DATA ENTRIES -
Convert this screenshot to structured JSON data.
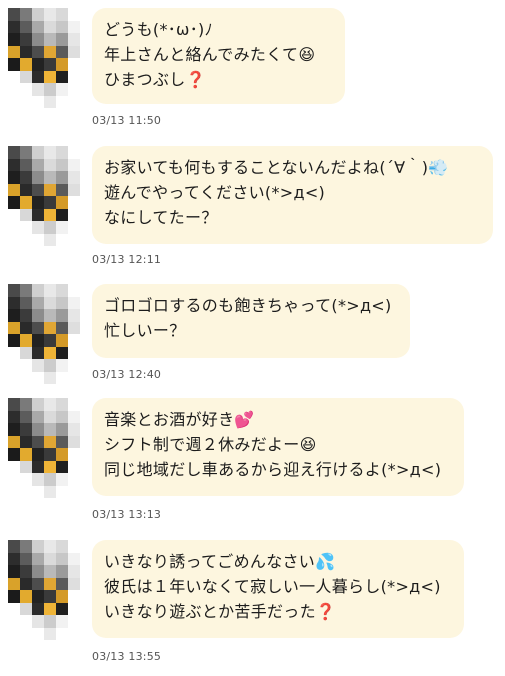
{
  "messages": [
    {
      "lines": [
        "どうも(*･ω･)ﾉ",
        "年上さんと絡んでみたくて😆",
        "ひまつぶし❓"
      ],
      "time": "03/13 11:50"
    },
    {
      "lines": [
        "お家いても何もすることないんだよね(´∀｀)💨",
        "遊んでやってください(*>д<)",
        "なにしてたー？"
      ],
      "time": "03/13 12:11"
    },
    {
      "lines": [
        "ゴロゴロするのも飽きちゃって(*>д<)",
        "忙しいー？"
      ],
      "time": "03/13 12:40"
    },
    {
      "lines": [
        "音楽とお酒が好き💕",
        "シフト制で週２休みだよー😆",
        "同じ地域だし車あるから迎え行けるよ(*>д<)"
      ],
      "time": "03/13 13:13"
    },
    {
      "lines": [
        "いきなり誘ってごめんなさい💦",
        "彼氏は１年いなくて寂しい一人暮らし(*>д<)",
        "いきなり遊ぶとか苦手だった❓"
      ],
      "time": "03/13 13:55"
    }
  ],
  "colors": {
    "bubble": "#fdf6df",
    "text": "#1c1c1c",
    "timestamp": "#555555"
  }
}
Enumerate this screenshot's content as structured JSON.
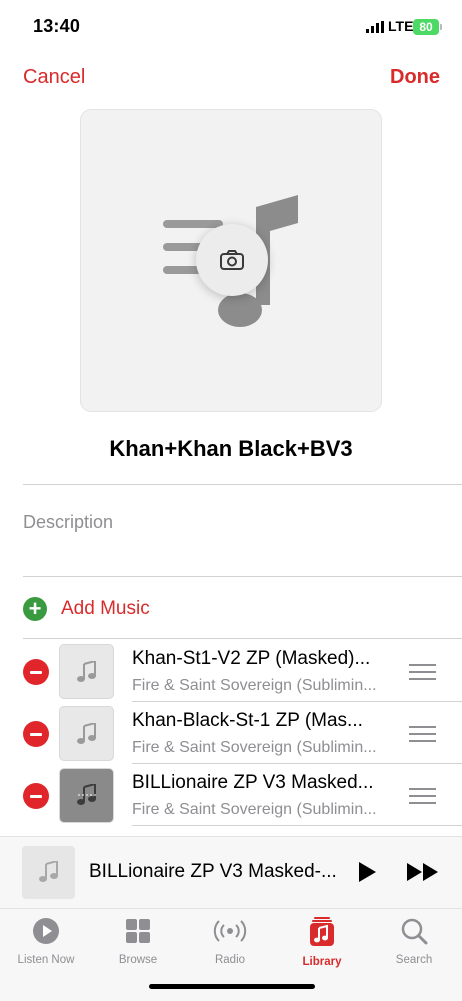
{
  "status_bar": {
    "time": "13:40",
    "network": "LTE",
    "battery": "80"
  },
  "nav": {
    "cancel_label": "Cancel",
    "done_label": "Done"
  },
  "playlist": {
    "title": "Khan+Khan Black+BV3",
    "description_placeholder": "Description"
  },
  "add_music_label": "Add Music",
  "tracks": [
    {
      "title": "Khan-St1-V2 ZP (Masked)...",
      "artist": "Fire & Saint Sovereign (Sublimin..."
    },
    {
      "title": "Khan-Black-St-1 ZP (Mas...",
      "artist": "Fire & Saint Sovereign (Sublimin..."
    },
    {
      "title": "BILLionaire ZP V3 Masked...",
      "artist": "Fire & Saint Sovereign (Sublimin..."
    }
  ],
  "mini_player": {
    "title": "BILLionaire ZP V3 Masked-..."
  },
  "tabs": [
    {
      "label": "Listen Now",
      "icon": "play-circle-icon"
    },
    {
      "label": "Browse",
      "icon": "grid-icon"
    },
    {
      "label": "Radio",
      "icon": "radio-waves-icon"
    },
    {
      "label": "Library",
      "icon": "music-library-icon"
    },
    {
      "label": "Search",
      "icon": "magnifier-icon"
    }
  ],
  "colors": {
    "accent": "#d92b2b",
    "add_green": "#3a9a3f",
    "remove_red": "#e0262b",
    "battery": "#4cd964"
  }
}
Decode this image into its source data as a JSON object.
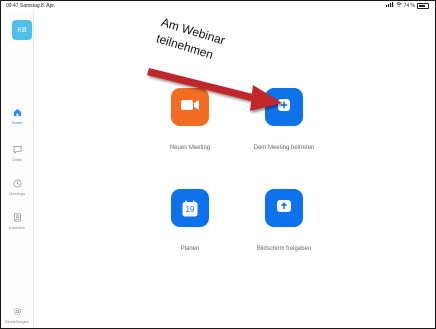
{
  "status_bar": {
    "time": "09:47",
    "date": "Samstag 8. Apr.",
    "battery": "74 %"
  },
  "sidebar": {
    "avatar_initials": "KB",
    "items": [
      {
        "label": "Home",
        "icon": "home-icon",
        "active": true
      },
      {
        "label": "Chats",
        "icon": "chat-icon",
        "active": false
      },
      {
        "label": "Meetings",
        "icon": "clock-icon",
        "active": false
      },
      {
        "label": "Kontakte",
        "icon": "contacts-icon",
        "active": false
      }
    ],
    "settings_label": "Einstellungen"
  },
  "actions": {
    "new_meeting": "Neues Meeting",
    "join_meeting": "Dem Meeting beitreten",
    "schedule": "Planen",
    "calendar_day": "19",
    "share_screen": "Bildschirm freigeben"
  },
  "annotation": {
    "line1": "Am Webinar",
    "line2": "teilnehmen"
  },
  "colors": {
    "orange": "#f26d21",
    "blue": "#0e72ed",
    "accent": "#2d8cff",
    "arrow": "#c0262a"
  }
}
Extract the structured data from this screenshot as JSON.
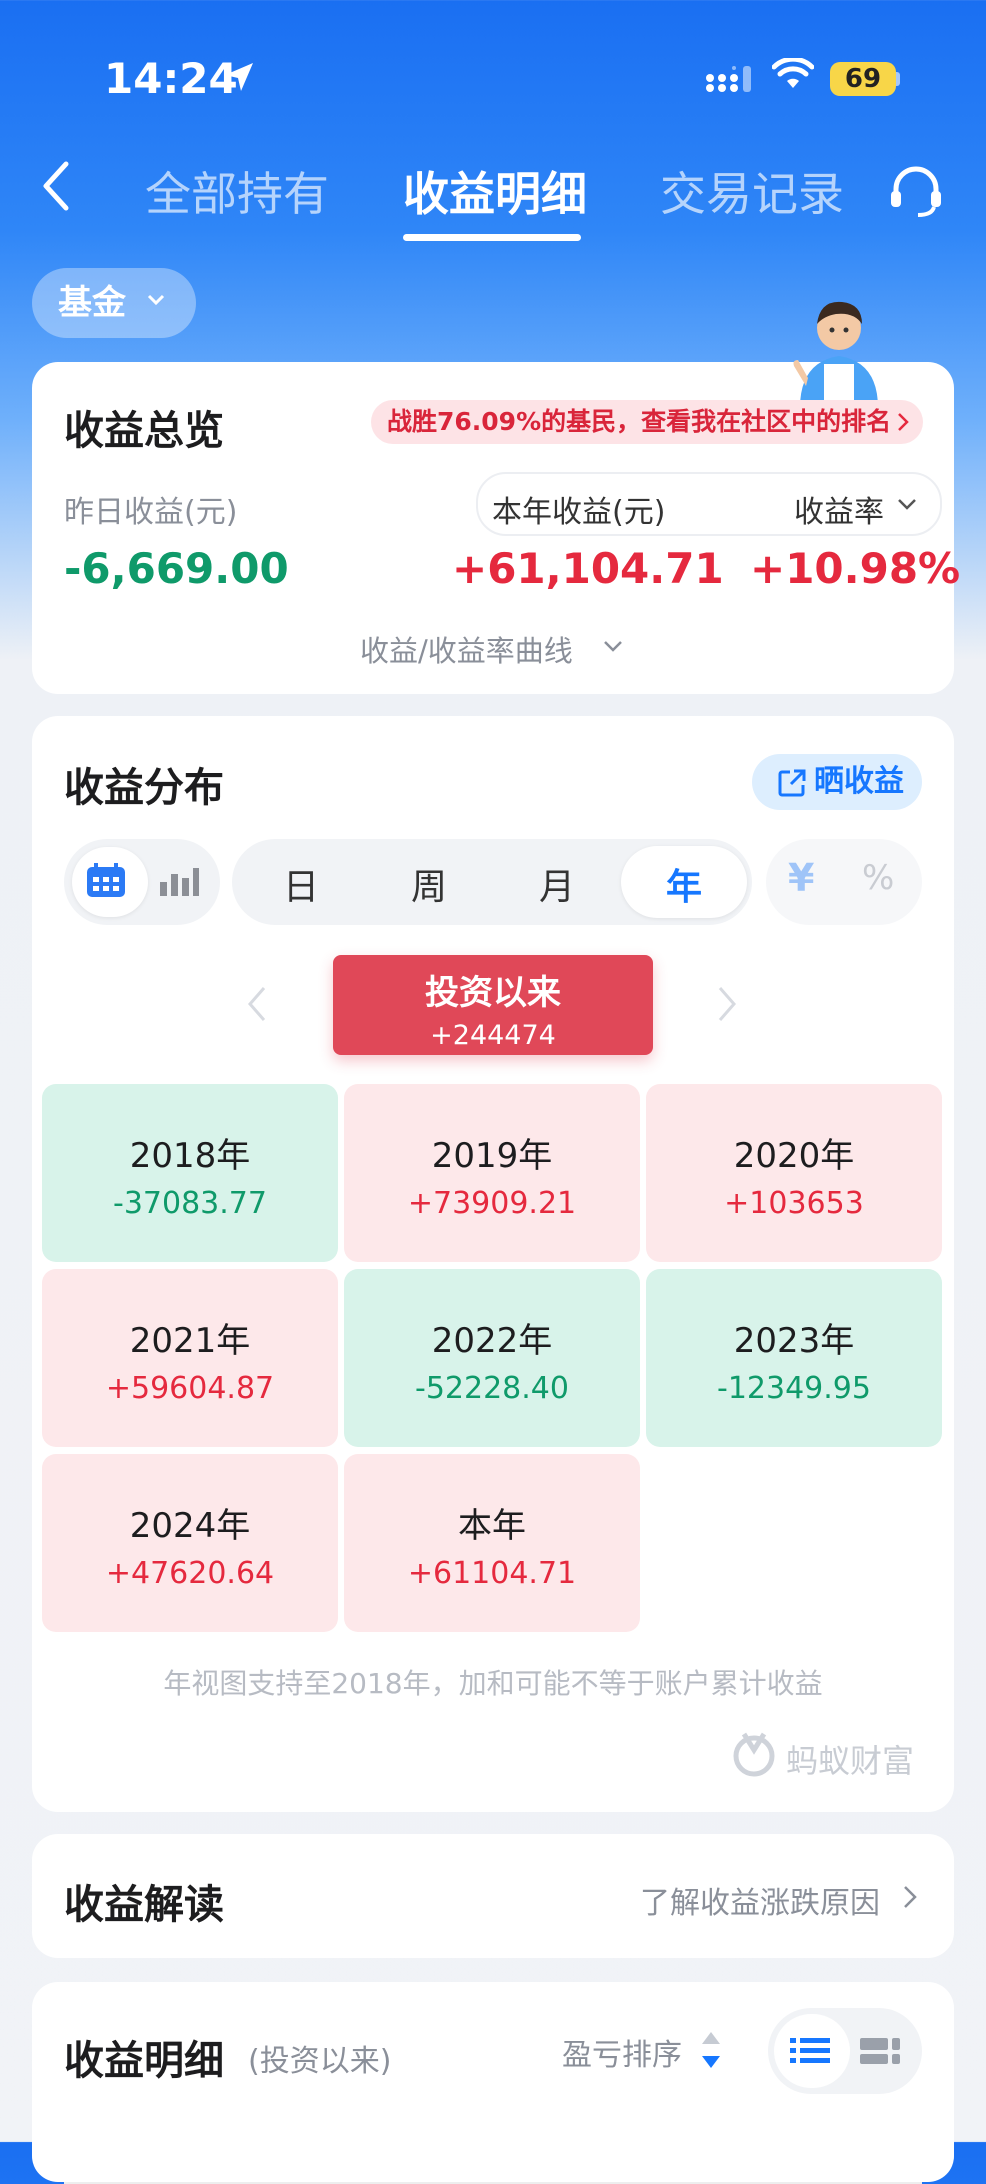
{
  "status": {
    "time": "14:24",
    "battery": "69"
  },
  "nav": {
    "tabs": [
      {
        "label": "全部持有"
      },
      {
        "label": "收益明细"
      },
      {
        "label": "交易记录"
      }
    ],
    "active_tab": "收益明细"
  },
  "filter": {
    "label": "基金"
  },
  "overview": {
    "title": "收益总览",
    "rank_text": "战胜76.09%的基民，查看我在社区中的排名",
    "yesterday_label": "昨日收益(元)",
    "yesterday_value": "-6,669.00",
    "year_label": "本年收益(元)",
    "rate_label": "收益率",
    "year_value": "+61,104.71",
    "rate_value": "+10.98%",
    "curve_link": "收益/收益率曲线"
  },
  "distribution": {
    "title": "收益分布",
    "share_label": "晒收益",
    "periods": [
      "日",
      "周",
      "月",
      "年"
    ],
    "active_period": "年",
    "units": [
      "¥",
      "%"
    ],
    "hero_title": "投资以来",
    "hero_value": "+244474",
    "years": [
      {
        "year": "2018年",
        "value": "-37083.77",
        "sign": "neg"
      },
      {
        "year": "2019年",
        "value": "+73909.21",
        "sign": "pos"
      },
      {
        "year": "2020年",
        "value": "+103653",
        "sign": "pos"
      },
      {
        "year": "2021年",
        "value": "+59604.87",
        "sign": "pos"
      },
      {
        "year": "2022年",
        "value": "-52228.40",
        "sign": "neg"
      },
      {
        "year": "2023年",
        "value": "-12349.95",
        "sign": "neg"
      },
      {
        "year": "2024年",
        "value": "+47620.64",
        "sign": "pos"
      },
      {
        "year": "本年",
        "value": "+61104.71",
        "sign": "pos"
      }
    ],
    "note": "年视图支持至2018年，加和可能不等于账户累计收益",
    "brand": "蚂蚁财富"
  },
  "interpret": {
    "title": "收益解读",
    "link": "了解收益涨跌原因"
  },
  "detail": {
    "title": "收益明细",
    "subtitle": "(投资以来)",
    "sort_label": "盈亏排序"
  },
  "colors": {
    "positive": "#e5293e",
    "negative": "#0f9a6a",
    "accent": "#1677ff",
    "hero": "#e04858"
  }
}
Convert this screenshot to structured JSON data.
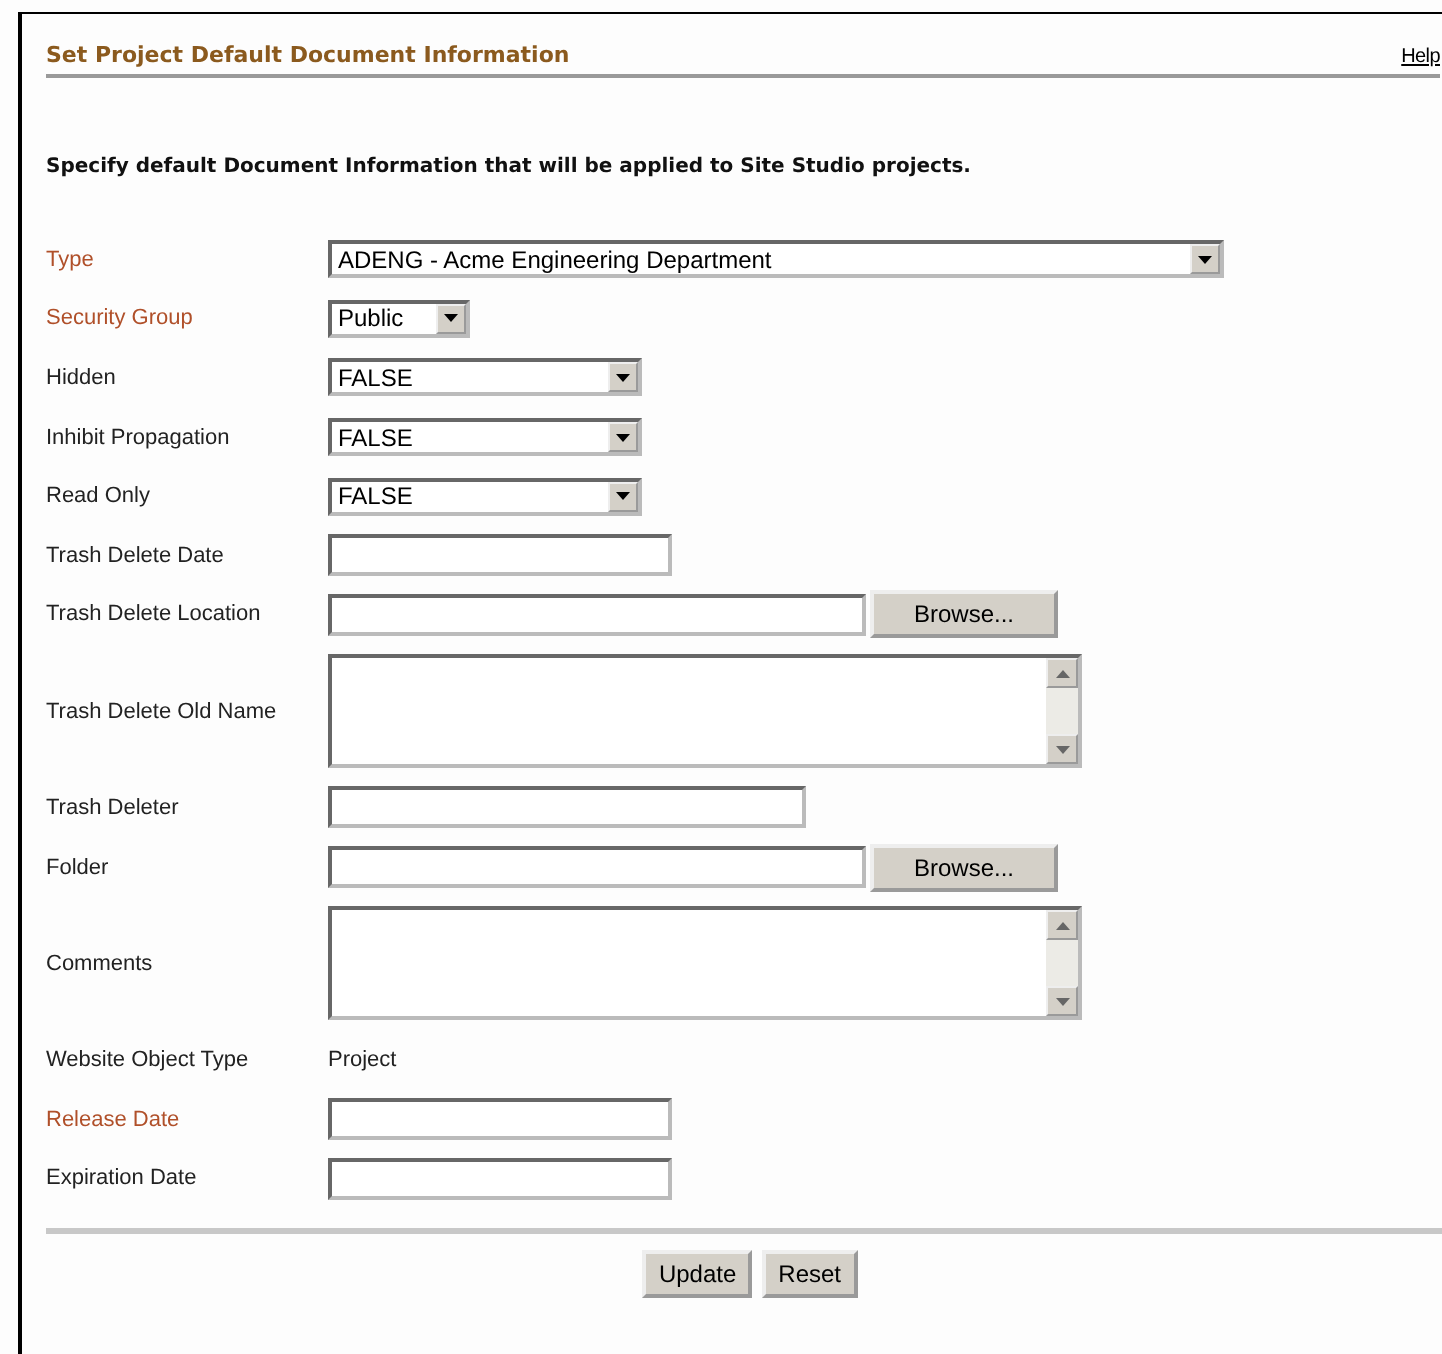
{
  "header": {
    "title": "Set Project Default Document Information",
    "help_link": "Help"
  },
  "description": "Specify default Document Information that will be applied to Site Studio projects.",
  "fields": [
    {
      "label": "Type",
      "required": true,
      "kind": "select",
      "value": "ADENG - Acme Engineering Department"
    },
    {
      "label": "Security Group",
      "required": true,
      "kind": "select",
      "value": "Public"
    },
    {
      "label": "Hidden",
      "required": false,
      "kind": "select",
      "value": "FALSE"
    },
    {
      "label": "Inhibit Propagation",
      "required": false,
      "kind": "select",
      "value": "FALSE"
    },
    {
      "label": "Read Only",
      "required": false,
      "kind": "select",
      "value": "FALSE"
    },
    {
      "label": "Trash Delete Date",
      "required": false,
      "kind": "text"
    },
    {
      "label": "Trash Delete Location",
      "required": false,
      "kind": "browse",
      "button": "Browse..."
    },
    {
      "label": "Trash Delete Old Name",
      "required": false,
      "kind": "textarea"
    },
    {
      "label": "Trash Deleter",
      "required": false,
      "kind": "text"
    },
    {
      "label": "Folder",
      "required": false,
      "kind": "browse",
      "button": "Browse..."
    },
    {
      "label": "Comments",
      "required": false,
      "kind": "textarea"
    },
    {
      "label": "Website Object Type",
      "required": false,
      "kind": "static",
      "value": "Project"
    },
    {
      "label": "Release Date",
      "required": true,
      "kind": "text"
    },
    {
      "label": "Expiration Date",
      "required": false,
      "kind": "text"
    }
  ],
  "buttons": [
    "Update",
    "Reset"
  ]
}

BRIEF - Go through the listing above and pull out each line containing the word "screenshot".

RESULT OF THIS EXERCISE -
Convert this screenshot to structured JSON data.
Enumerate this screenshot's content as structured JSON.
Extract the structured data from this screenshot as JSON.
Convert this screenshot to structured JSON data.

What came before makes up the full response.